**DATA ENTRIES:**

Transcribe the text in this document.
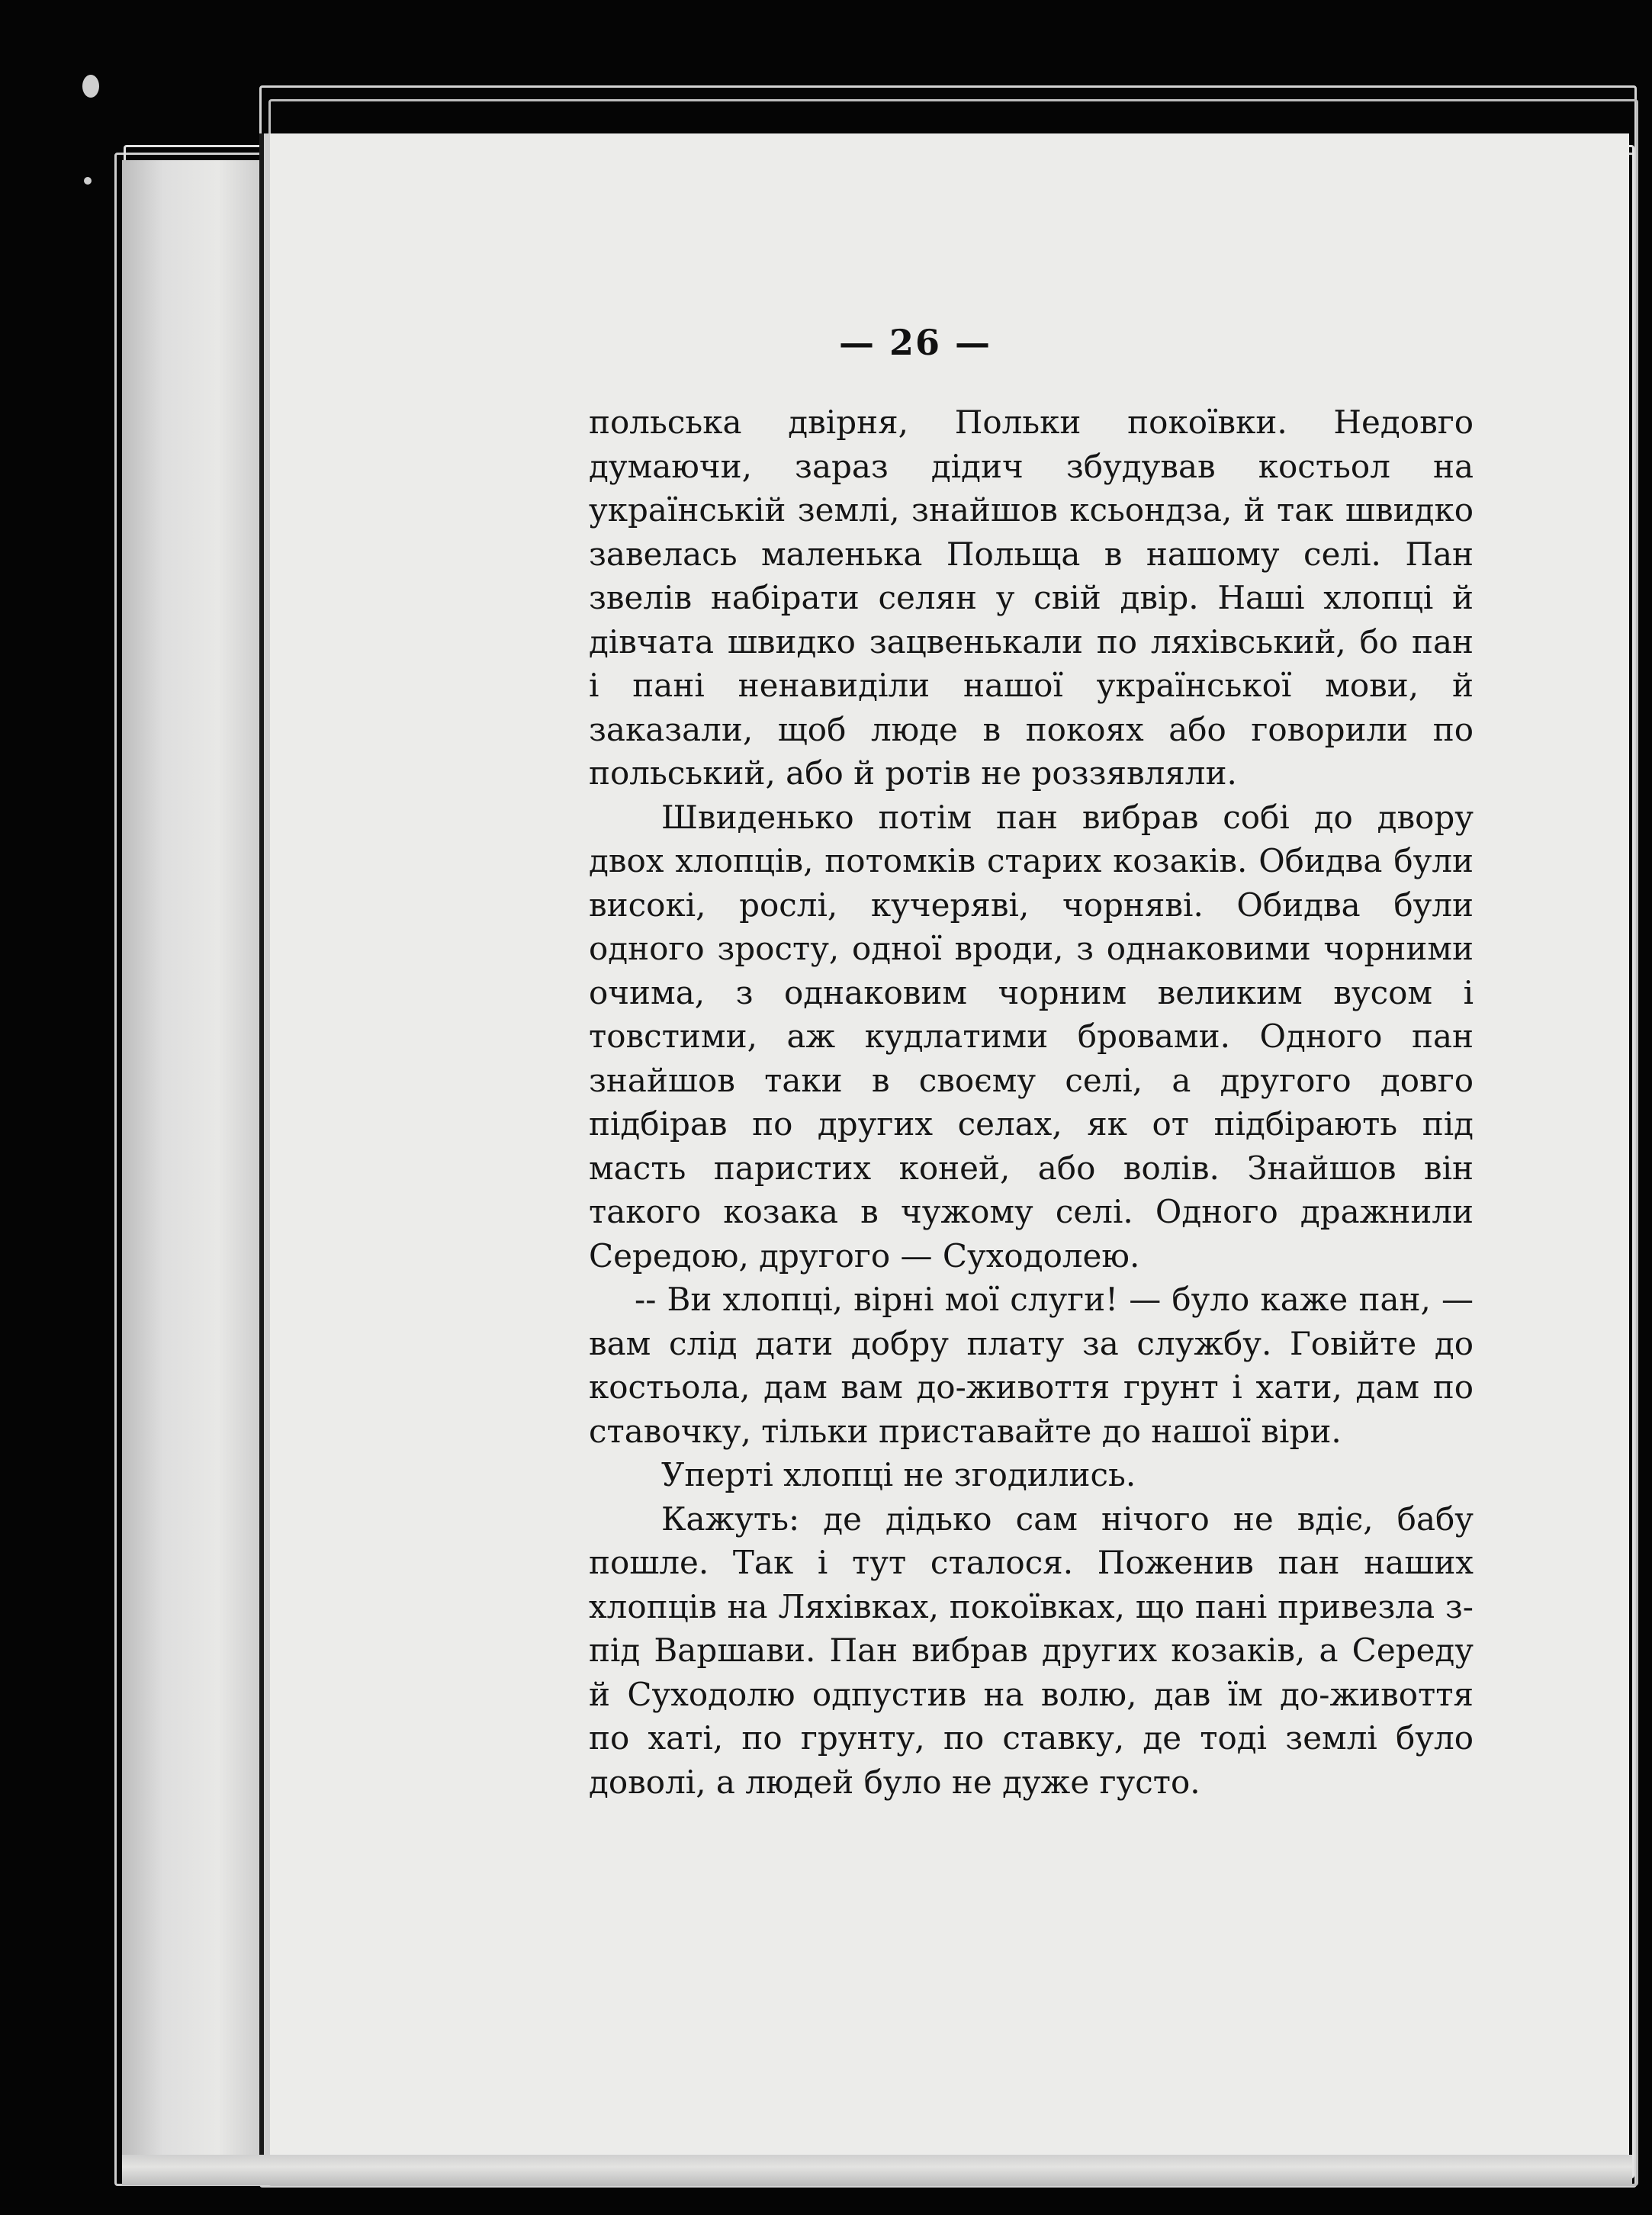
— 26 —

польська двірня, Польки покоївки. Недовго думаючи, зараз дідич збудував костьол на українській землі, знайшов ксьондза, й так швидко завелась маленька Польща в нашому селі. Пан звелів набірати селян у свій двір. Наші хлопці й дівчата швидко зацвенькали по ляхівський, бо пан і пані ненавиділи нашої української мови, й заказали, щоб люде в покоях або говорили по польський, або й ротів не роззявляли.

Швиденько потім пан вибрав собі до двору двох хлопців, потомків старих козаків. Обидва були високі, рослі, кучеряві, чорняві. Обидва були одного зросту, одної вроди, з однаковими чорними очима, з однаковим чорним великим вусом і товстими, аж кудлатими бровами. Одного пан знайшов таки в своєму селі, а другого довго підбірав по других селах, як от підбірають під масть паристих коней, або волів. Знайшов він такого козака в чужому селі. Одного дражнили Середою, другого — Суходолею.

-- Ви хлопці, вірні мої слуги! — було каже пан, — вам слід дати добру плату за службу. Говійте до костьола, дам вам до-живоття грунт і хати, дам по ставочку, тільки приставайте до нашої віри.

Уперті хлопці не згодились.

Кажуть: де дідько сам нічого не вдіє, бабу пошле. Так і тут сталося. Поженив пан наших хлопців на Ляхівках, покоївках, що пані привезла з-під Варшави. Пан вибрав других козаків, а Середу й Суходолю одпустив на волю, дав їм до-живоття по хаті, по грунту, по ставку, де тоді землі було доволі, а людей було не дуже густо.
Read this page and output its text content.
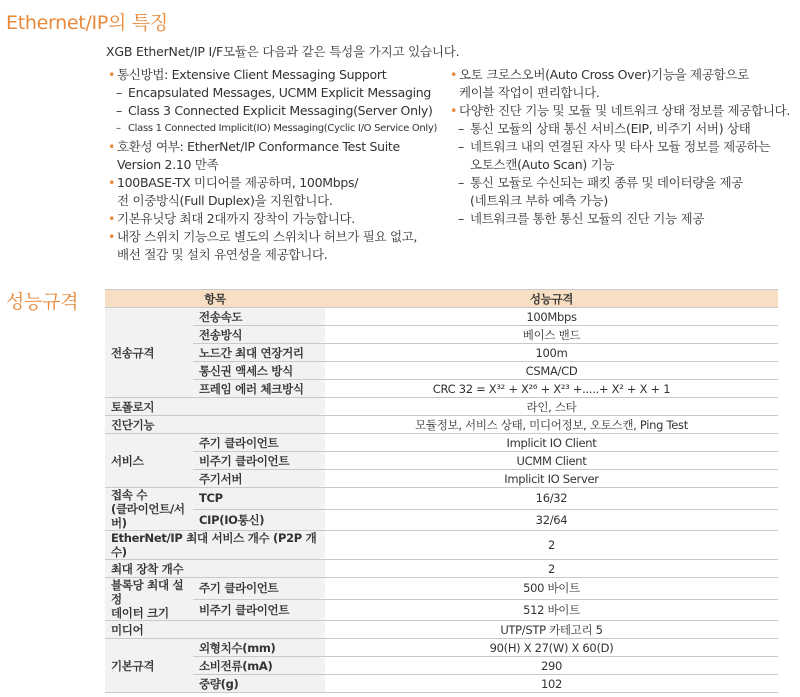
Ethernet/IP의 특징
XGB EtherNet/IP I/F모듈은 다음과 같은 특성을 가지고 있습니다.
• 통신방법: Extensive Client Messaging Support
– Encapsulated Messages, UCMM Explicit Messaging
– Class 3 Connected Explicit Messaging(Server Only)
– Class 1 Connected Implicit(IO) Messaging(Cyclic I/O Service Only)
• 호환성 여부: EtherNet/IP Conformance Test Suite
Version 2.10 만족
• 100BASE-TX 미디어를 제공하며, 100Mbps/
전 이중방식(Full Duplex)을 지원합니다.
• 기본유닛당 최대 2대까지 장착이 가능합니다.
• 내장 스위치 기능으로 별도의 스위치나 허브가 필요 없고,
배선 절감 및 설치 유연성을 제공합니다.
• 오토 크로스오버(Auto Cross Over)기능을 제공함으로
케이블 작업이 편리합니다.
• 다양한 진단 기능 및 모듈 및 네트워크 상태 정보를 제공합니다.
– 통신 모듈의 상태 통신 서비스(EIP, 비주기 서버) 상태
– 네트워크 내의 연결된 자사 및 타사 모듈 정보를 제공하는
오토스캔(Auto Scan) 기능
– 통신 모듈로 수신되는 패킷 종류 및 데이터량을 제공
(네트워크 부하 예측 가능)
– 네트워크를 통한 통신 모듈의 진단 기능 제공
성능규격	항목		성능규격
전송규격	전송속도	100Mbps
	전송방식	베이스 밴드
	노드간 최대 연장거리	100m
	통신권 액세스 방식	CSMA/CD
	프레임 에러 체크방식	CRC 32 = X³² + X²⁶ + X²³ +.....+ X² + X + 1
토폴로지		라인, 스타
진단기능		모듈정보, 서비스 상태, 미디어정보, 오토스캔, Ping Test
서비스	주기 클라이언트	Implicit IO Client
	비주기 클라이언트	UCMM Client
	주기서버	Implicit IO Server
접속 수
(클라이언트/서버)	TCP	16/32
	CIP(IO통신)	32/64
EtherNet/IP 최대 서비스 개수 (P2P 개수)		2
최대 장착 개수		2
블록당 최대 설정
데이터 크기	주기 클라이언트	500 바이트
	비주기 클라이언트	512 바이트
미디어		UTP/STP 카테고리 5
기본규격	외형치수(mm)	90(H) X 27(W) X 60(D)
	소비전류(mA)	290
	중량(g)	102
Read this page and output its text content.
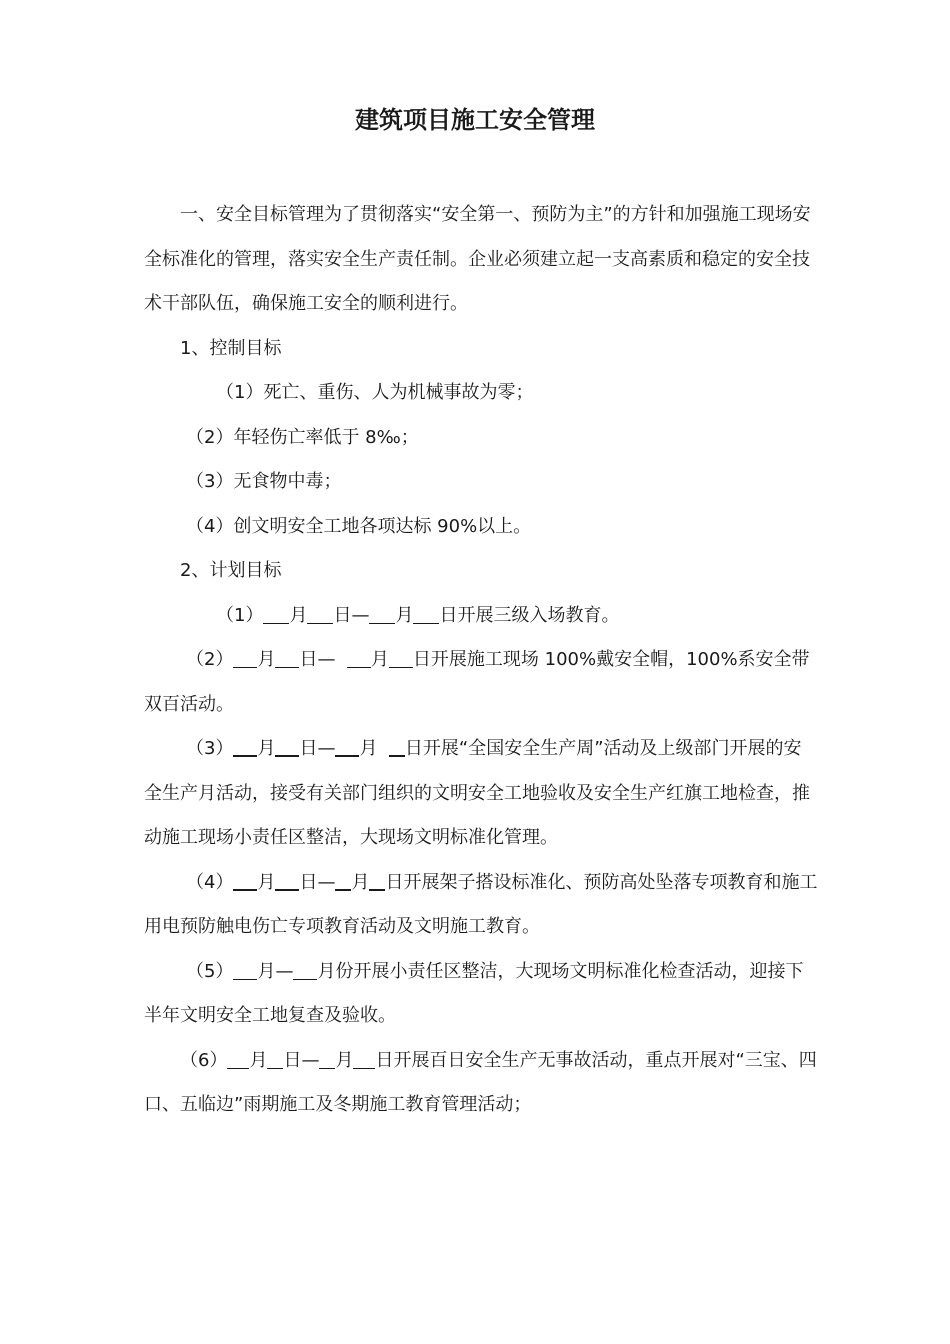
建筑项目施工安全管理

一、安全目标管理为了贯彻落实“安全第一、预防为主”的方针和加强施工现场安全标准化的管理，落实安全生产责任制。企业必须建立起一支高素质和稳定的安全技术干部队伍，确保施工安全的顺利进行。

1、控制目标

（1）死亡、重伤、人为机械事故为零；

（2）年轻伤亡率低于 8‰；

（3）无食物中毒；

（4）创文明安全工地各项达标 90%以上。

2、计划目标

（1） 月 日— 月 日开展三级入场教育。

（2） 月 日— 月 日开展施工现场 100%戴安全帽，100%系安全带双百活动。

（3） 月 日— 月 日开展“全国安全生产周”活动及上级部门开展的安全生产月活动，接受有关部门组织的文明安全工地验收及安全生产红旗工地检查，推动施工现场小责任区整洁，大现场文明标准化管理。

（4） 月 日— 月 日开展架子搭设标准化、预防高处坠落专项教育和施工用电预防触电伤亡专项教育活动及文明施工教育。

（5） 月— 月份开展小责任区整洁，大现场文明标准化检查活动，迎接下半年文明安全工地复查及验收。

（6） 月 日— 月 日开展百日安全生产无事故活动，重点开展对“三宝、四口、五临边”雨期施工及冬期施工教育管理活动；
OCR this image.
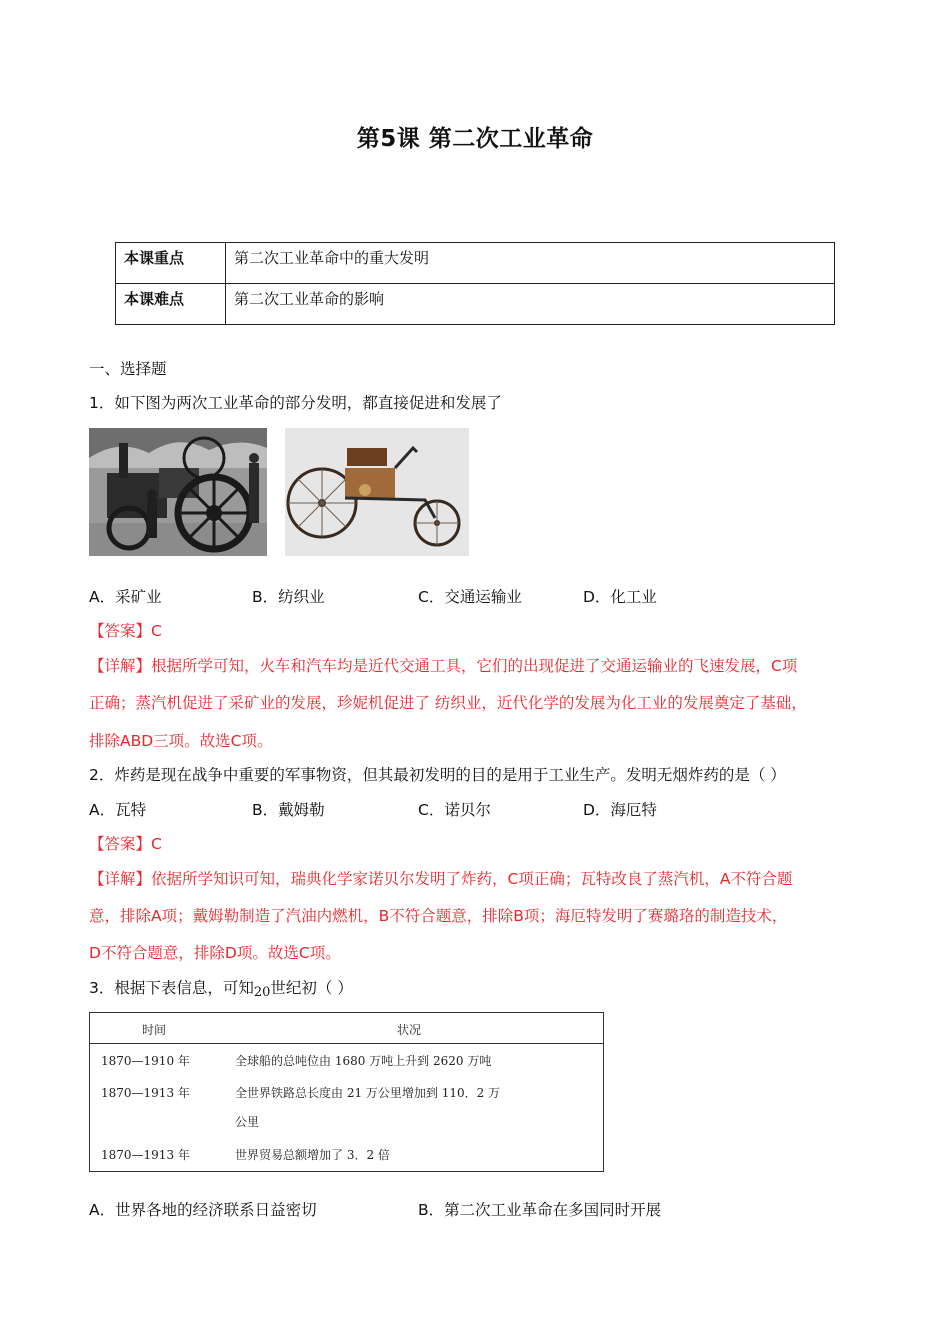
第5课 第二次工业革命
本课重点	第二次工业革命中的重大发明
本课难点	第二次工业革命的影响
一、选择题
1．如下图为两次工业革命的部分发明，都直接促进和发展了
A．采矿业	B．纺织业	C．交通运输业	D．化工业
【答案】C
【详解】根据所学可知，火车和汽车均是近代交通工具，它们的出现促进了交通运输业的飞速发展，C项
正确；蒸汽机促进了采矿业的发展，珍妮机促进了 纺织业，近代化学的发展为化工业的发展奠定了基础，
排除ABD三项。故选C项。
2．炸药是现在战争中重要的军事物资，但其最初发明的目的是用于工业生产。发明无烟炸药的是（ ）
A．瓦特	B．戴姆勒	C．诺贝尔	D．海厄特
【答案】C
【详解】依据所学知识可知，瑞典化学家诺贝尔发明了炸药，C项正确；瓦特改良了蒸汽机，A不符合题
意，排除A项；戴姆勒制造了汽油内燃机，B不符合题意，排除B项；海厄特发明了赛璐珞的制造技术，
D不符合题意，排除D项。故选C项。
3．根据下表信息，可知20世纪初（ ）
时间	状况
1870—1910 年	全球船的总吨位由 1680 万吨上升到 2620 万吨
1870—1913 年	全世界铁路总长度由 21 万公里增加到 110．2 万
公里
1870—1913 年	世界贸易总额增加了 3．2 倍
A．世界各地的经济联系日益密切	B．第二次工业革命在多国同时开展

**EXERCISE:** Find the word "других" in the data and show each line that holds it.

**SOLUTION TO THIS EXERCISE:**
Швиденько потім пан вибрав собі до двору двох хлопців, потомків старих козаків. Обидва були високі, рослі, кучеряві, чорняві. Обидва були одного зросту, одної вроди, з однаковими чорними очима, з однаковим чорним великим вусом і товстими, аж кудлатими бровами. Одного пан знайшов таки в своєму селі, а другого довго підбірав по других селах, як от підбірають під масть паристих коней, або волів. Знайшов він такого козака в чужому селі. Одного дражнили Середою, другого — Суходолею.
Кажуть: де дідько сам нічого не вдіє, бабу пошле. Так і тут сталося. Поженив пан наших хлопців на Ляхівках, покоївках, що пані привезла з-під Варшави. Пан вибрав других козаків, а Середу й Суходолю одпустив на волю, дав їм до-живоття по хаті, по грунту, по ставку, де тоді землі було доволі, а людей було не дуже густо.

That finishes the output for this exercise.